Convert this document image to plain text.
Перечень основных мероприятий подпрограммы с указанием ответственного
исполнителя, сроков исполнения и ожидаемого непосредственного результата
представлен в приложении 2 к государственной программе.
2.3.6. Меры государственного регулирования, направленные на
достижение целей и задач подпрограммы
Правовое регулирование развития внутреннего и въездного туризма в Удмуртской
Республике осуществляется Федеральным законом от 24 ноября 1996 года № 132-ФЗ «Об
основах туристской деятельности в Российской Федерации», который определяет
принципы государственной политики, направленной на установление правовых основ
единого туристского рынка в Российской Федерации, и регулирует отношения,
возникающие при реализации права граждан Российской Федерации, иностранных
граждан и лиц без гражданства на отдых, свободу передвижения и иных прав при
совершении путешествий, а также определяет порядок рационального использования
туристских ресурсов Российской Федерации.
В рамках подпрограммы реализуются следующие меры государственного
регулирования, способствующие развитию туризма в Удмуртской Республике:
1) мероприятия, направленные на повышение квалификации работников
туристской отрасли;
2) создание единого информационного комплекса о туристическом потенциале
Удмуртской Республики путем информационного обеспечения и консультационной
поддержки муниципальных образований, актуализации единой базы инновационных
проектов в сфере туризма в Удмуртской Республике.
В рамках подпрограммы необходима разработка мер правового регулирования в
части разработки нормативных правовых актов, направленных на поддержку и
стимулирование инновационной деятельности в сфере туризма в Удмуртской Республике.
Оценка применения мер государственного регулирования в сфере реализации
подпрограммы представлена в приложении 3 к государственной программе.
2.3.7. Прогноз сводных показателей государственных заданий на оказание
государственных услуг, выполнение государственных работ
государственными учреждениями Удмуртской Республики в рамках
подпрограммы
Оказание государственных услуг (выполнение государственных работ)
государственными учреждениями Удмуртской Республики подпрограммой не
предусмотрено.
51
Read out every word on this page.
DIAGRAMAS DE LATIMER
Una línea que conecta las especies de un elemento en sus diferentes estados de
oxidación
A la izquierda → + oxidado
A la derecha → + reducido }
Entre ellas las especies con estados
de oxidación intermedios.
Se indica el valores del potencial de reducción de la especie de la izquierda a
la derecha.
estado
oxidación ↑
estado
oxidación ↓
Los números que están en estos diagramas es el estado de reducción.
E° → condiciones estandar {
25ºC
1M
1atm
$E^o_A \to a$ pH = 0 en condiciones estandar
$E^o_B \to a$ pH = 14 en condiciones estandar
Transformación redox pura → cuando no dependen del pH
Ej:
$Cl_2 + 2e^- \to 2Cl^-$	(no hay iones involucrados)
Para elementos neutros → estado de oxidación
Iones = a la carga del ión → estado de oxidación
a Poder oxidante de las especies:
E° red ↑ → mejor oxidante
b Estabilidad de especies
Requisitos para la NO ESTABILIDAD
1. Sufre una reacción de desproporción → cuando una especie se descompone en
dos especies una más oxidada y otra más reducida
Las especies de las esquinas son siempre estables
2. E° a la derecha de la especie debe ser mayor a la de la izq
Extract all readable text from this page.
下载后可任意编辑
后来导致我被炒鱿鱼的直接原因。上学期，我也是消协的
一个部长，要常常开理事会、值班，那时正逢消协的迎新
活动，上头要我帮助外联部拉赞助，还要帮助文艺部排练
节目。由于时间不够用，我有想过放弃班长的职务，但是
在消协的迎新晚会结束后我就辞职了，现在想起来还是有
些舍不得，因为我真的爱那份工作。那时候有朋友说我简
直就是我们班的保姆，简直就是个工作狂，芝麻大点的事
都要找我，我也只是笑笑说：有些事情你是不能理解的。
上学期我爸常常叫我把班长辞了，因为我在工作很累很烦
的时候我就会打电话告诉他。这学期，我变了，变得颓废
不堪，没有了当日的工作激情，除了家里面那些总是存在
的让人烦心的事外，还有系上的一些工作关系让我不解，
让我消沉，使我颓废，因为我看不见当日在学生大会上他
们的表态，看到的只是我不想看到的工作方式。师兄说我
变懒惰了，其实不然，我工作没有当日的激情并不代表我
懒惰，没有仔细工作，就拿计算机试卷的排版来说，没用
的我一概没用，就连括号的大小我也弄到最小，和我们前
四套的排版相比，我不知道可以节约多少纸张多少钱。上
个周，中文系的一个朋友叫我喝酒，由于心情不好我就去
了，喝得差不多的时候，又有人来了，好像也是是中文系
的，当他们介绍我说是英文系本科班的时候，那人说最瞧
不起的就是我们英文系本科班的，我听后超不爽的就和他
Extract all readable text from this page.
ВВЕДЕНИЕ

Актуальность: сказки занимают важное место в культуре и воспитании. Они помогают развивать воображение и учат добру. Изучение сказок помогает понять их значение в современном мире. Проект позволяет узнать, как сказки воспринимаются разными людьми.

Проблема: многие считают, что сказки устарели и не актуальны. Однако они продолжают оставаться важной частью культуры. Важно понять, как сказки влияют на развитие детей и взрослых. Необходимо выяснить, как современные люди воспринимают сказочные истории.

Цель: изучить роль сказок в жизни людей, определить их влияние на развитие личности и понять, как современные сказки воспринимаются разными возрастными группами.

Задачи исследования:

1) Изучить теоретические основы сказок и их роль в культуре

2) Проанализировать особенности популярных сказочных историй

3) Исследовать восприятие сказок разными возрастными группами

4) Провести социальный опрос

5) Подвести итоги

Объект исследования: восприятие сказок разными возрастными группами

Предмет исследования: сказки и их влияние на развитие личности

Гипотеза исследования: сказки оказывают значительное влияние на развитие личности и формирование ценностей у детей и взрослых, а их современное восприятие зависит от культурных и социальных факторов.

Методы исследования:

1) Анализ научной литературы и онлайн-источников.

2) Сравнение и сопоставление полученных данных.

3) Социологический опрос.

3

▬▬▬▬▬▬▬▬▬▬

- [WHAT THIS TASK INVOLVES] Find each line holding the word "граждан" and copy it.

- [ANSWER BELOW]
возникающие при реализации права граждан Российской Федерации, иностранных
граждан и лиц без гражданства на отдых, свободу передвижения и иных прав при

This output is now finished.